DATA SUPPLIED:
=-=-=-=-=
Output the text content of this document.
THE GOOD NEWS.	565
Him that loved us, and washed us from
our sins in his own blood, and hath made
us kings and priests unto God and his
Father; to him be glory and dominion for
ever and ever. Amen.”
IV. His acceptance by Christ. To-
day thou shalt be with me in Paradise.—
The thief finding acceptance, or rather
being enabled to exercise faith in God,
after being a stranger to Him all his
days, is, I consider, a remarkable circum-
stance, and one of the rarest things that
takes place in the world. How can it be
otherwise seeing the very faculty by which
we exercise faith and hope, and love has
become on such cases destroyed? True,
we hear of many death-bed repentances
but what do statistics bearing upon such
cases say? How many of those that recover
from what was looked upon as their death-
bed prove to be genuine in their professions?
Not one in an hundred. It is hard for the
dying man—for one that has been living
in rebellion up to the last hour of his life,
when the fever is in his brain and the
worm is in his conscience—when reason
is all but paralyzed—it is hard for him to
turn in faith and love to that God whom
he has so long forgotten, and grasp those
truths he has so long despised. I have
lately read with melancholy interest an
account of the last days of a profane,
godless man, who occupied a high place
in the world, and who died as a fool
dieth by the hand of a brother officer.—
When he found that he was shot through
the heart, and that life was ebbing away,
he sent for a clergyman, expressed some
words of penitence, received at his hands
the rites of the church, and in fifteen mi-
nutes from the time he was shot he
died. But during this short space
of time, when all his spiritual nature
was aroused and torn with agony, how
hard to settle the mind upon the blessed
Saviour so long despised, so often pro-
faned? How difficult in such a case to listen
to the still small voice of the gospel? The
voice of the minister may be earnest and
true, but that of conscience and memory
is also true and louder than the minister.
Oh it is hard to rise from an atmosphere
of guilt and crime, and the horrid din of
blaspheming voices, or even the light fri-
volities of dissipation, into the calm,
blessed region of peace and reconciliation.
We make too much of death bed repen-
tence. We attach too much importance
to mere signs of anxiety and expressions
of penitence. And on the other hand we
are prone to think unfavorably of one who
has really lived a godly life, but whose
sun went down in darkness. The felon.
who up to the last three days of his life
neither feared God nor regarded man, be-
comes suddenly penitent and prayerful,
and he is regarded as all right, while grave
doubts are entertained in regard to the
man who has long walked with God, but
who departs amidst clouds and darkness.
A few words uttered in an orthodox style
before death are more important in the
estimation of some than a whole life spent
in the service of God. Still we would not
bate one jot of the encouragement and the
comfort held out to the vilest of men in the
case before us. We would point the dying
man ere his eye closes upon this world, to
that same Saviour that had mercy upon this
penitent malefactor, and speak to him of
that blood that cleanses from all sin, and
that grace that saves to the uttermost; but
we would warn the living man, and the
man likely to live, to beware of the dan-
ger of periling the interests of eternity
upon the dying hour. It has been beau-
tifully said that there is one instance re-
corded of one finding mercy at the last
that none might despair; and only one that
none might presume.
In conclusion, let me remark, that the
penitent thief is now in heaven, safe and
=-=-=-=-=
OBJECTIVE:
Produce a verbatim transcription of the entries above.

REPLY TO THE TASK:
Output the text content of this document.
THE GOOD NEWS.	565
Him that loved us, and washed us from
our sins in his own blood, and hath made
us kings and priests unto God and his
Father; to him be glory and dominion for
ever and ever. Amen.”
IV. His acceptance by Christ. To-
day thou shalt be with me in Paradise.—
The thief finding acceptance, or rather
being enabled to exercise faith in God,
after being a stranger to Him all his
days, is, I consider, a remarkable circum-
stance, and one of the rarest things that
takes place in the world. How can it be
otherwise seeing the very faculty by which
we exercise faith and hope, and love has
become on such cases destroyed? True,
we hear of many death-bed repentances
but what do statistics bearing upon such
cases say? How many of those that recover
from what was looked upon as their death-
bed prove to be genuine in their professions?
Not one in an hundred. It is hard for the
dying man—for one that has been living
in rebellion up to the last hour of his life,
when the fever is in his brain and the
worm is in his conscience—when reason
is all but paralyzed—it is hard for him to
turn in faith and love to that God whom
he has so long forgotten, and grasp those
truths he has so long despised. I have
lately read with melancholy interest an
account of the last days of a profane,
godless man, who occupied a high place
in the world, and who died as a fool
dieth by the hand of a brother officer.—
When he found that he was shot through
the heart, and that life was ebbing away,
he sent for a clergyman, expressed some
words of penitence, received at his hands
the rites of the church, and in fifteen mi-
nutes from the time he was shot he
died. But during this short space
of time, when all his spiritual nature
was aroused and torn with agony, how
hard to settle the mind upon the blessed
Saviour so long despised, so often pro-
faned? How difficult in such a case to listen
to the still small voice of the gospel? The
voice of the minister may be earnest and
true, but that of conscience and memory
is also true and louder than the minister.
Oh it is hard to rise from an atmosphere
of guilt and crime, and the horrid din of
blaspheming voices, or even the light fri-
volities of dissipation, into the calm,
blessed region of peace and reconciliation.
We make too much of death bed repen-
tence. We attach too much importance
to mere signs of anxiety and expressions
of penitence. And on the other hand we
are prone to think unfavorably of one who
has really lived a godly life, but whose
sun went down in darkness. The felon.
who up to the last three days of his life
neither feared God nor regarded man, be-
comes suddenly penitent and prayerful,
and he is regarded as all right, while grave
doubts are entertained in regard to the
man who has long walked with God, but
who departs amidst clouds and darkness.
A few words uttered in an orthodox style
before death are more important in the
estimation of some than a whole life spent
in the service of God. Still we would not
bate one jot of the encouragement and the
comfort held out to the vilest of men in the
case before us. We would point the dying
man ere his eye closes upon this world, to
that same Saviour that had mercy upon this
penitent malefactor, and speak to him of
that blood that cleanses from all sin, and
that grace that saves to the uttermost; but
we would warn the living man, and the
man likely to live, to beware of the dan-
ger of periling the interests of eternity
upon the dying hour. It has been beau-
tifully said that there is one instance re-
corded of one finding mercy at the last
that none might despair; and only one that
none might presume.
In conclusion, let me remark, that the
penitent thief is now in heaven, safe and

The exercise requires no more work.